* SET EXERCISE: Restate the whole of the material. Keep every word, and drop the pictures.

* SUPPLIED DATA:
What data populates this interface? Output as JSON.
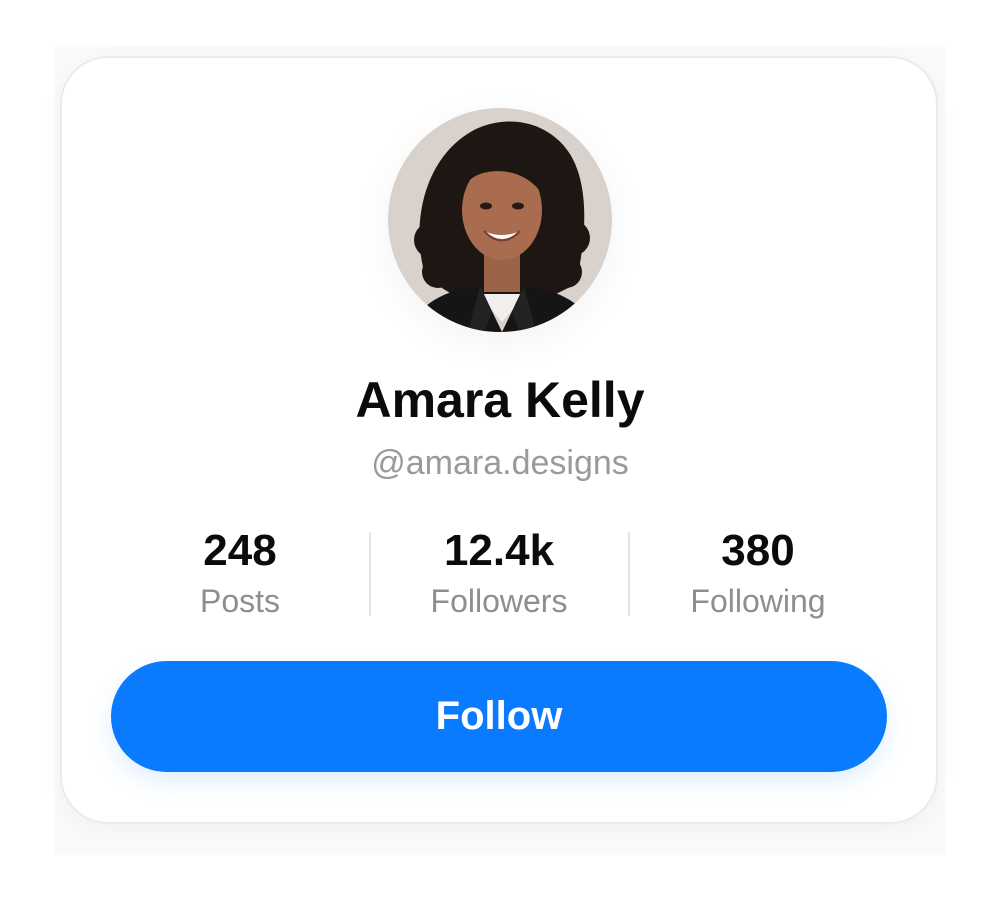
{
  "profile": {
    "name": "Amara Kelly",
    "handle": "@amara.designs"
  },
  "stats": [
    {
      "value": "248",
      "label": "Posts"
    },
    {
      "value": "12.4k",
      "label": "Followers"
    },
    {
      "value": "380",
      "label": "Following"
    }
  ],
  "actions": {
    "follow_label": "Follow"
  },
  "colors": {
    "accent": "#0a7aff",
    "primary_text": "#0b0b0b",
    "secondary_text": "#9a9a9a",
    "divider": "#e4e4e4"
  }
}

* RESPONSE BELOW:
What data populates this interface? Output as JSON.
{
  "profile": {
    "name": "Amara Kelly",
    "handle": "@amara.designs"
  },
  "stats": [
    {
      "value": "248",
      "label": "Posts"
    },
    {
      "value": "12.4k",
      "label": "Followers"
    },
    {
      "value": "380",
      "label": "Following"
    }
  ],
  "actions": {
    "follow_label": "Follow"
  },
  "colors": {
    "accent": "#0a7aff",
    "primary_text": "#0b0b0b",
    "secondary_text": "#9a9a9a",
    "divider": "#e4e4e4"
  }
}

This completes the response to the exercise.